-- BEGIN --
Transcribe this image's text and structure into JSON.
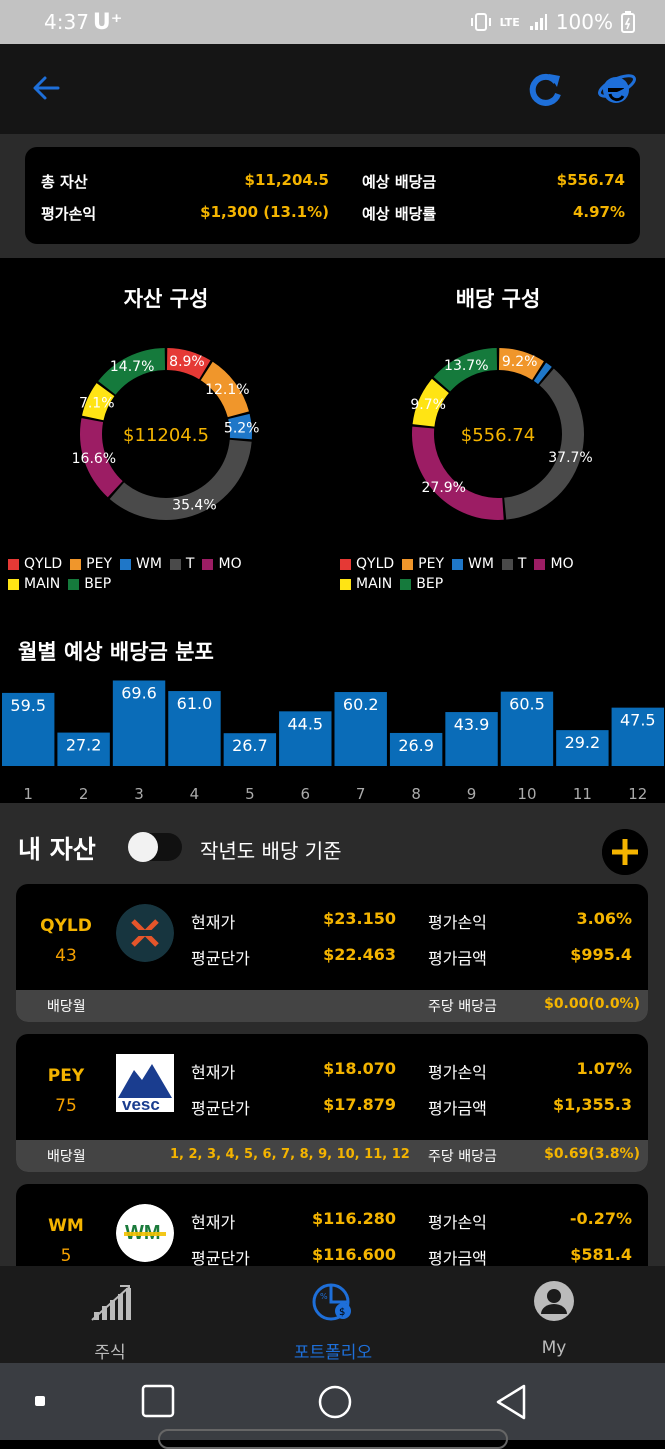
{
  "status_bar": {
    "time": "4:37",
    "carrier": "U⁺",
    "network": "LTE",
    "battery": "100%"
  },
  "summary": {
    "total_assets_label": "총 자산",
    "total_assets_value": "$11,204.5",
    "pnl_label": "평가손익",
    "pnl_value": "$1,300 (13.1%)",
    "expected_dividend_label": "예상 배당금",
    "expected_dividend_value": "$556.74",
    "expected_yield_label": "예상 배당률",
    "expected_yield_value": "4.97%"
  },
  "asset_chart": {
    "title": "자산 구성",
    "center_text": "$11204.5",
    "slices": [
      {
        "name": "QYLD",
        "value": 8.9,
        "label": "8.9%",
        "color": "#e53935"
      },
      {
        "name": "PEY",
        "value": 12.1,
        "label": "12.1%",
        "color": "#f0962b"
      },
      {
        "name": "WM",
        "value": 5.2,
        "label": "5.2%",
        "color": "#1f77c8"
      },
      {
        "name": "T",
        "value": 35.4,
        "label": "35.4%",
        "color": "#4a4a4a"
      },
      {
        "name": "MO",
        "value": 16.6,
        "label": "16.6%",
        "color": "#9c1d64"
      },
      {
        "name": "MAIN",
        "value": 7.1,
        "label": "7.1%",
        "color": "#ffe414"
      },
      {
        "name": "BEP",
        "value": 14.7,
        "label": "14.7%",
        "color": "#157a3c"
      }
    ]
  },
  "dividend_chart": {
    "title": "배당 구성",
    "center_text": "$556.74",
    "slices": [
      {
        "name": "QYLD",
        "value": 0,
        "label": "",
        "color": "#e53935"
      },
      {
        "name": "PEY",
        "value": 9.2,
        "label": "9.2%",
        "color": "#f0962b"
      },
      {
        "name": "WM",
        "value": 1.8,
        "label": "",
        "color": "#1f77c8"
      },
      {
        "name": "T",
        "value": 37.7,
        "label": "37.7%",
        "color": "#4a4a4a"
      },
      {
        "name": "MO",
        "value": 27.9,
        "label": "27.9%",
        "color": "#9c1d64"
      },
      {
        "name": "MAIN",
        "value": 9.7,
        "label": "9.7%",
        "color": "#ffe414"
      },
      {
        "name": "BEP",
        "value": 13.7,
        "label": "13.7%",
        "color": "#157a3c"
      }
    ]
  },
  "legend_items": [
    {
      "name": "QYLD",
      "color": "#e53935"
    },
    {
      "name": "PEY",
      "color": "#f0962b"
    },
    {
      "name": "WM",
      "color": "#1f77c8"
    },
    {
      "name": "T",
      "color": "#4a4a4a"
    },
    {
      "name": "MO",
      "color": "#9c1d64"
    },
    {
      "name": "MAIN",
      "color": "#ffe414"
    },
    {
      "name": "BEP",
      "color": "#157a3c"
    }
  ],
  "chart_data": {
    "type": "bar",
    "title": "월별 예상 배당금 분포",
    "categories": [
      "1",
      "2",
      "3",
      "4",
      "5",
      "6",
      "7",
      "8",
      "9",
      "10",
      "11",
      "12"
    ],
    "values": [
      59.5,
      27.2,
      69.6,
      61.0,
      26.7,
      44.5,
      60.2,
      26.9,
      43.9,
      60.5,
      29.2,
      47.5
    ],
    "value_labels": [
      "59.5",
      "27.2",
      "69.6",
      "61.0",
      "26.7",
      "44.5",
      "60.2",
      "26.9",
      "43.9",
      "60.5",
      "29.2",
      "47.5"
    ],
    "bar_color": "#0a6cb8",
    "ylim": [
      0,
      70
    ]
  },
  "my_assets": {
    "title": "내 자산",
    "toggle_label": "작년도 배당 기준",
    "toggle_on": false
  },
  "holdings": [
    {
      "ticker": "QYLD",
      "shares": "43",
      "current_price_label": "현재가",
      "current_price": "$23.150",
      "avg_price_label": "평균단가",
      "avg_price": "$22.463",
      "pnl_label": "평가손익",
      "pnl": "3.06%",
      "value_label": "평가금액",
      "value": "$995.4",
      "div_month_label": "배당월",
      "div_months": "",
      "dps_label": "주당 배당금",
      "dps": "$0.00(0.0%)"
    },
    {
      "ticker": "PEY",
      "shares": "75",
      "current_price_label": "현재가",
      "current_price": "$18.070",
      "avg_price_label": "평균단가",
      "avg_price": "$17.879",
      "pnl_label": "평가손익",
      "pnl": "1.07%",
      "value_label": "평가금액",
      "value": "$1,355.3",
      "div_month_label": "배당월",
      "div_months": "1, 2, 3, 4, 5, 6, 7, 8, 9, 10, 11, 12",
      "dps_label": "주당 배당금",
      "dps": "$0.69(3.8%)"
    },
    {
      "ticker": "WM",
      "shares": "5",
      "current_price_label": "현재가",
      "current_price": "$116.280",
      "avg_price_label": "평균단가",
      "avg_price": "$116.600",
      "pnl_label": "평가손익",
      "pnl": "-0.27%",
      "value_label": "평가금액",
      "value": "$581.4",
      "div_month_label": "",
      "div_months": "",
      "dps_label": "",
      "dps": ""
    }
  ],
  "logos": {
    "pey_text": "vesc",
    "wm_text": "WM"
  },
  "bottom_nav": {
    "stocks_label": "주식",
    "portfolio_label": "포트폴리오",
    "my_label": "My",
    "active_color": "#1e6fd9"
  }
}
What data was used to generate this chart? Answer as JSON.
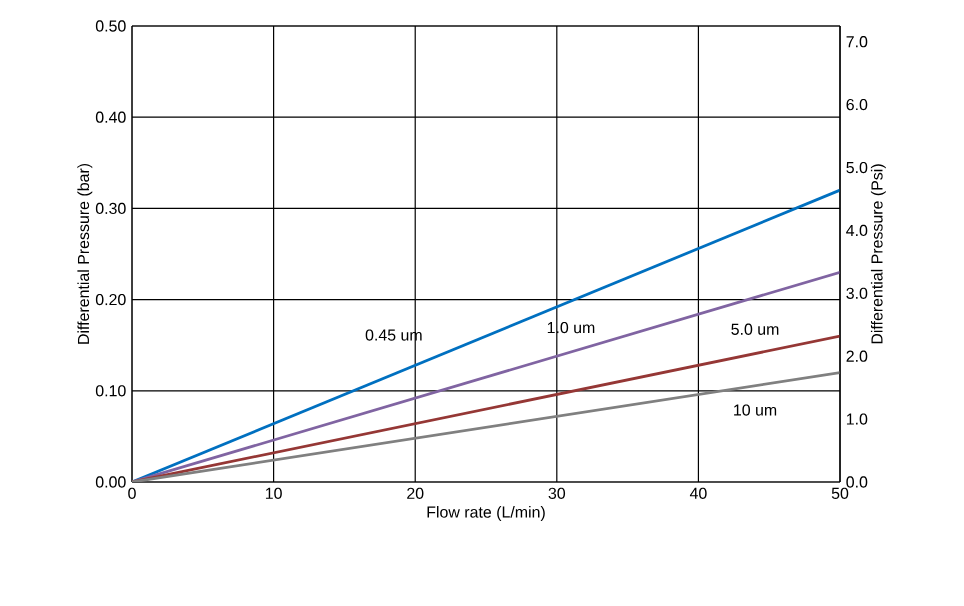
{
  "chart_data": {
    "type": "line",
    "xlabel": "Flow rate (L/min)",
    "ylabel": "Differential Pressure (bar)",
    "y2label": "Differential Pressure (Psi)",
    "x": [
      0,
      50
    ],
    "series": [
      {
        "name": "0.45 um",
        "color": "#0070c0",
        "values": [
          0,
          0.32
        ]
      },
      {
        "name": "1.0 um",
        "color": "#8064a2",
        "values": [
          0,
          0.23
        ]
      },
      {
        "name": "5.0 um",
        "color": "#953735",
        "values": [
          0,
          0.16
        ]
      },
      {
        "name": "10 um",
        "color": "#808080",
        "values": [
          0,
          0.12
        ]
      }
    ],
    "xlim": [
      0,
      50
    ],
    "xticks": [
      0,
      10,
      20,
      30,
      40,
      50
    ],
    "ylim": [
      0,
      0.5
    ],
    "yticks": [
      {
        "value": 0,
        "label": "0.00"
      },
      {
        "value": 0.1,
        "label": "0.10"
      },
      {
        "value": 0.2,
        "label": "0.20"
      },
      {
        "value": 0.3,
        "label": "0.30"
      },
      {
        "value": 0.4,
        "label": "0.40"
      },
      {
        "value": 0.5,
        "label": "0.50"
      }
    ],
    "y2lim": [
      0,
      7.25
    ],
    "y2ticks": [
      {
        "value": 0,
        "label": "0.0"
      },
      {
        "value": 1,
        "label": "1.0"
      },
      {
        "value": 2,
        "label": "2.0"
      },
      {
        "value": 3,
        "label": "3.0"
      },
      {
        "value": 4,
        "label": "4.0"
      },
      {
        "value": 5,
        "label": "5.0"
      },
      {
        "value": 6,
        "label": "6.0"
      },
      {
        "value": 7,
        "label": "7.0"
      }
    ],
    "grid": true,
    "marker": "none",
    "line_style": "solid"
  }
}
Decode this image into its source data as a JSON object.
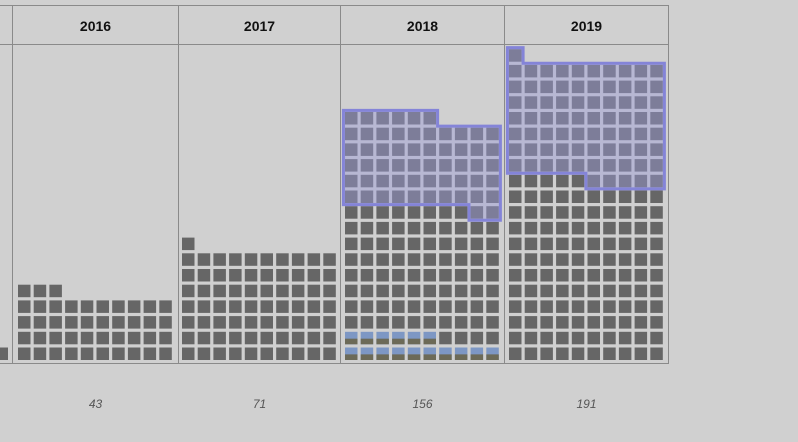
{
  "colors": {
    "background": "#d0d0d0",
    "grid_line": "#8a8a8a",
    "cell": "#666666",
    "selection_fill": "#9a9ad6",
    "selection_stroke": "#8484d8",
    "thumb_sky": "#7d97c4",
    "thumb_ground": "#6c6a58"
  },
  "chart_data": {
    "type": "waffle",
    "grid": true,
    "categories": [
      "2016",
      "2017",
      "2018",
      "2019"
    ],
    "values": [
      43,
      71,
      156,
      191
    ],
    "partial_left_column_cells": 1,
    "highlighted_cells": [
      0,
      0,
      58,
      76
    ],
    "thumbnail_cells": [
      0,
      0,
      16,
      0
    ]
  }
}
-- END --
§ TASK DETAILS
Search the listing for the string "image". Copy each line where it turns up.

§ FINAL RESULT
Transcribe this image's text and structure into JSON.
Decode this image into its source data as a JSON object.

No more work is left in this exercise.